Saved entries

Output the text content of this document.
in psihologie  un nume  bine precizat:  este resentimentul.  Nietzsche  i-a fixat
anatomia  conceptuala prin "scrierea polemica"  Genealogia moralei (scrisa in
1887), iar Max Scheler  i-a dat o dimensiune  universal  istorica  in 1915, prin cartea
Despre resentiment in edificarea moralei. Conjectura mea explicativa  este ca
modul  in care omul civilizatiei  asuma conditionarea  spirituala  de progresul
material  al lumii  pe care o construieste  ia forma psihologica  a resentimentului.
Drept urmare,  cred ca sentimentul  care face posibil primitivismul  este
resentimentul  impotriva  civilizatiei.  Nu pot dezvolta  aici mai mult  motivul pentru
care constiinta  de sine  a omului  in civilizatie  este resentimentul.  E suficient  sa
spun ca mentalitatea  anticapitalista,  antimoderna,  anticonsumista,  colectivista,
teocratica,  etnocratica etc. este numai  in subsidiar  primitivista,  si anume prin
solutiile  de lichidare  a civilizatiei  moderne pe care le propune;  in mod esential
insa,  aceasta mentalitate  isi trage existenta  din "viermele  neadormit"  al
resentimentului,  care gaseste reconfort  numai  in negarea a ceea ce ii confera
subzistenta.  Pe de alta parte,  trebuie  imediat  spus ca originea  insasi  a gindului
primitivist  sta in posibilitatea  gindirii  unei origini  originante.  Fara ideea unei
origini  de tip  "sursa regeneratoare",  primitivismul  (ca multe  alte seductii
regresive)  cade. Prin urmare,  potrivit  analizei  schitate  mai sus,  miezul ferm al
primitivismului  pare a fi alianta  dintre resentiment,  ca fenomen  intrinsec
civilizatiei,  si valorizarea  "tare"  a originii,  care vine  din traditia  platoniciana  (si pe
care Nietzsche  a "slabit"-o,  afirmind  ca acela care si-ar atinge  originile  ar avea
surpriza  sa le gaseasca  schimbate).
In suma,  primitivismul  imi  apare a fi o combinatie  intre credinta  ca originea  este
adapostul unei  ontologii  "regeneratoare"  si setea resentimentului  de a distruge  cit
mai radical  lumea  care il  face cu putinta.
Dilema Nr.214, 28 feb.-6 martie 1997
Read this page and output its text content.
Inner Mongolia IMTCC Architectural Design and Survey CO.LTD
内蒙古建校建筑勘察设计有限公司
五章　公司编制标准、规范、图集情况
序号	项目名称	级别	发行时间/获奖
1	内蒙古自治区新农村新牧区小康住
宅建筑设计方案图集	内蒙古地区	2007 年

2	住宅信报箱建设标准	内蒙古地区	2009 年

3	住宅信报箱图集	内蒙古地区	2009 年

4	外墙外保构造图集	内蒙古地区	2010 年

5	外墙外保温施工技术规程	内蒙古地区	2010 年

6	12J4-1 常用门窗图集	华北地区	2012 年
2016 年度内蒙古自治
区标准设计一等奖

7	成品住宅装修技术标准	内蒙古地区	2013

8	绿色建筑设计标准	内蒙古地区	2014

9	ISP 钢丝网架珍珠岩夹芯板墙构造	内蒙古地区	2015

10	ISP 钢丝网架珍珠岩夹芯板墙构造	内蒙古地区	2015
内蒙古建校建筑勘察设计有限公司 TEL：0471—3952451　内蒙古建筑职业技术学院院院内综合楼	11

### TASK INSTRUCTIONS
Show the lines of the records that contain the word "Nietzsche".

### THE ANSWER
in psihologie  un nume  bine precizat:  este resentimentul.  Nietzsche  i-a fixat
care Nietzsche  a "slabit"-o,  afirmind  ca acela care si-ar atinge  originile  ar avea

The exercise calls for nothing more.